— begin —
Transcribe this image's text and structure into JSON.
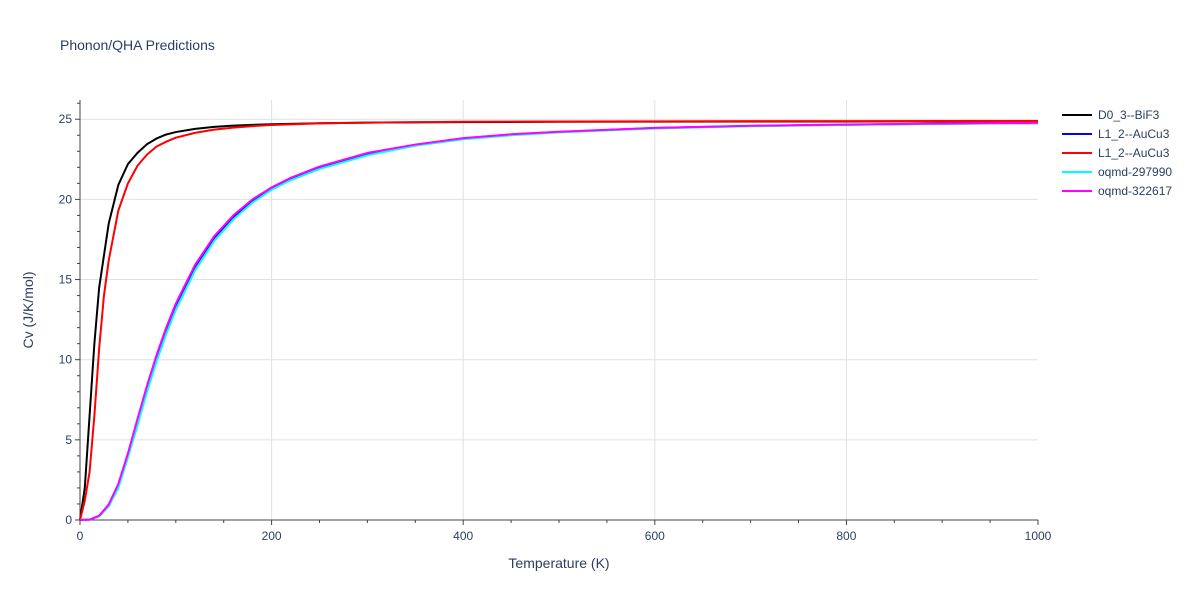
{
  "chart_data": {
    "type": "line",
    "title": "Phonon/QHA Predictions",
    "xlabel": "Temperature (K)",
    "ylabel": "Cv (J/K/mol)",
    "xlim": [
      0,
      1000
    ],
    "ylim": [
      0,
      26.2
    ],
    "xticks": [
      0,
      200,
      400,
      600,
      800,
      1000
    ],
    "yticks": [
      0,
      5,
      10,
      15,
      20,
      25
    ],
    "grid": true,
    "legend_position": "top-right",
    "series": [
      {
        "name": "D0_3--BiF3",
        "color": "#000000",
        "x": [
          0,
          5,
          10,
          15,
          20,
          25,
          30,
          40,
          50,
          60,
          70,
          80,
          90,
          100,
          120,
          140,
          160,
          180,
          200,
          250,
          300,
          400,
          500,
          600,
          700,
          800,
          900,
          1000
        ],
        "y": [
          0,
          2.0,
          6.5,
          11.0,
          14.5,
          16.5,
          18.5,
          20.9,
          22.2,
          22.9,
          23.45,
          23.8,
          24.05,
          24.2,
          24.4,
          24.52,
          24.6,
          24.65,
          24.69,
          24.75,
          24.79,
          24.82,
          24.84,
          24.85,
          24.86,
          24.86,
          24.87,
          24.87
        ]
      },
      {
        "name": "L1_2--AuCu3",
        "color": "#0000ff",
        "x": [
          0,
          10,
          20,
          30,
          40,
          50,
          60,
          70,
          80,
          90,
          100,
          120,
          140,
          160,
          180,
          200,
          220,
          250,
          300,
          350,
          400,
          450,
          500,
          600,
          700,
          800,
          900,
          1000
        ],
        "y": [
          0,
          0.02,
          0.25,
          0.95,
          2.2,
          4.1,
          6.2,
          8.3,
          10.2,
          11.9,
          13.4,
          15.8,
          17.6,
          18.9,
          19.9,
          20.7,
          21.3,
          22.0,
          22.85,
          23.4,
          23.8,
          24.05,
          24.2,
          24.45,
          24.58,
          24.66,
          24.72,
          24.76
        ]
      },
      {
        "name": "L1_2--AuCu3",
        "color": "#ff0000",
        "x": [
          0,
          5,
          10,
          15,
          20,
          25,
          30,
          40,
          50,
          60,
          70,
          80,
          90,
          100,
          120,
          140,
          160,
          180,
          200,
          250,
          300,
          400,
          500,
          600,
          700,
          800,
          900,
          1000
        ],
        "y": [
          0,
          1.2,
          3.0,
          6.5,
          10.7,
          14.0,
          16.2,
          19.3,
          21.0,
          22.1,
          22.8,
          23.3,
          23.6,
          23.85,
          24.15,
          24.35,
          24.48,
          24.57,
          24.64,
          24.74,
          24.79,
          24.84,
          24.86,
          24.87,
          24.88,
          24.88,
          24.89,
          24.89
        ]
      },
      {
        "name": "oqmd-297990",
        "color": "#00ffff",
        "x": [
          0,
          10,
          20,
          30,
          40,
          50,
          60,
          70,
          80,
          90,
          100,
          120,
          140,
          160,
          180,
          200,
          220,
          250,
          300,
          350,
          400,
          450,
          500,
          600,
          700,
          800,
          900,
          1000
        ],
        "y": [
          0,
          0.02,
          0.22,
          0.85,
          2.0,
          3.9,
          5.9,
          8.0,
          9.9,
          11.6,
          13.1,
          15.55,
          17.4,
          18.75,
          19.8,
          20.6,
          21.2,
          21.9,
          22.75,
          23.35,
          23.75,
          24.0,
          24.18,
          24.42,
          24.56,
          24.65,
          24.71,
          24.75
        ]
      },
      {
        "name": "oqmd-322617",
        "color": "#ff00ff",
        "x": [
          0,
          10,
          20,
          30,
          40,
          50,
          60,
          70,
          80,
          90,
          100,
          120,
          140,
          160,
          180,
          200,
          220,
          250,
          300,
          350,
          400,
          450,
          500,
          600,
          700,
          800,
          900,
          1000
        ],
        "y": [
          0,
          0.02,
          0.26,
          0.97,
          2.25,
          4.15,
          6.3,
          8.4,
          10.3,
          12.0,
          13.5,
          15.9,
          17.7,
          19.0,
          20.0,
          20.75,
          21.35,
          22.05,
          22.9,
          23.42,
          23.82,
          24.06,
          24.22,
          24.46,
          24.59,
          24.67,
          24.73,
          24.77
        ]
      }
    ]
  }
}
— end —
Every line should be retyped exactly, with the pictures omitted.

Transcribe this image's text and structure into JSON.
{
  "chart_data": {
    "type": "line",
    "title": "Phonon/QHA Predictions",
    "xlabel": "Temperature (K)",
    "ylabel": "Cv (J/K/mol)",
    "xlim": [
      0,
      1000
    ],
    "ylim": [
      0,
      26.2
    ],
    "xticks": [
      0,
      200,
      400,
      600,
      800,
      1000
    ],
    "yticks": [
      0,
      5,
      10,
      15,
      20,
      25
    ],
    "grid": true,
    "legend_position": "top-right",
    "series": [
      {
        "name": "D0_3--BiF3",
        "color": "#000000",
        "x": [
          0,
          5,
          10,
          15,
          20,
          25,
          30,
          40,
          50,
          60,
          70,
          80,
          90,
          100,
          120,
          140,
          160,
          180,
          200,
          250,
          300,
          400,
          500,
          600,
          700,
          800,
          900,
          1000
        ],
        "y": [
          0,
          2.0,
          6.5,
          11.0,
          14.5,
          16.5,
          18.5,
          20.9,
          22.2,
          22.9,
          23.45,
          23.8,
          24.05,
          24.2,
          24.4,
          24.52,
          24.6,
          24.65,
          24.69,
          24.75,
          24.79,
          24.82,
          24.84,
          24.85,
          24.86,
          24.86,
          24.87,
          24.87
        ]
      },
      {
        "name": "L1_2--AuCu3",
        "color": "#0000ff",
        "x": [
          0,
          10,
          20,
          30,
          40,
          50,
          60,
          70,
          80,
          90,
          100,
          120,
          140,
          160,
          180,
          200,
          220,
          250,
          300,
          350,
          400,
          450,
          500,
          600,
          700,
          800,
          900,
          1000
        ],
        "y": [
          0,
          0.02,
          0.25,
          0.95,
          2.2,
          4.1,
          6.2,
          8.3,
          10.2,
          11.9,
          13.4,
          15.8,
          17.6,
          18.9,
          19.9,
          20.7,
          21.3,
          22.0,
          22.85,
          23.4,
          23.8,
          24.05,
          24.2,
          24.45,
          24.58,
          24.66,
          24.72,
          24.76
        ]
      },
      {
        "name": "L1_2--AuCu3",
        "color": "#ff0000",
        "x": [
          0,
          5,
          10,
          15,
          20,
          25,
          30,
          40,
          50,
          60,
          70,
          80,
          90,
          100,
          120,
          140,
          160,
          180,
          200,
          250,
          300,
          400,
          500,
          600,
          700,
          800,
          900,
          1000
        ],
        "y": [
          0,
          1.2,
          3.0,
          6.5,
          10.7,
          14.0,
          16.2,
          19.3,
          21.0,
          22.1,
          22.8,
          23.3,
          23.6,
          23.85,
          24.15,
          24.35,
          24.48,
          24.57,
          24.64,
          24.74,
          24.79,
          24.84,
          24.86,
          24.87,
          24.88,
          24.88,
          24.89,
          24.89
        ]
      },
      {
        "name": "oqmd-297990",
        "color": "#00ffff",
        "x": [
          0,
          10,
          20,
          30,
          40,
          50,
          60,
          70,
          80,
          90,
          100,
          120,
          140,
          160,
          180,
          200,
          220,
          250,
          300,
          350,
          400,
          450,
          500,
          600,
          700,
          800,
          900,
          1000
        ],
        "y": [
          0,
          0.02,
          0.22,
          0.85,
          2.0,
          3.9,
          5.9,
          8.0,
          9.9,
          11.6,
          13.1,
          15.55,
          17.4,
          18.75,
          19.8,
          20.6,
          21.2,
          21.9,
          22.75,
          23.35,
          23.75,
          24.0,
          24.18,
          24.42,
          24.56,
          24.65,
          24.71,
          24.75
        ]
      },
      {
        "name": "oqmd-322617",
        "color": "#ff00ff",
        "x": [
          0,
          10,
          20,
          30,
          40,
          50,
          60,
          70,
          80,
          90,
          100,
          120,
          140,
          160,
          180,
          200,
          220,
          250,
          300,
          350,
          400,
          450,
          500,
          600,
          700,
          800,
          900,
          1000
        ],
        "y": [
          0,
          0.02,
          0.26,
          0.97,
          2.25,
          4.15,
          6.3,
          8.4,
          10.3,
          12.0,
          13.5,
          15.9,
          17.7,
          19.0,
          20.0,
          20.75,
          21.35,
          22.05,
          22.9,
          23.42,
          23.82,
          24.06,
          24.22,
          24.46,
          24.59,
          24.67,
          24.73,
          24.77
        ]
      }
    ]
  }
}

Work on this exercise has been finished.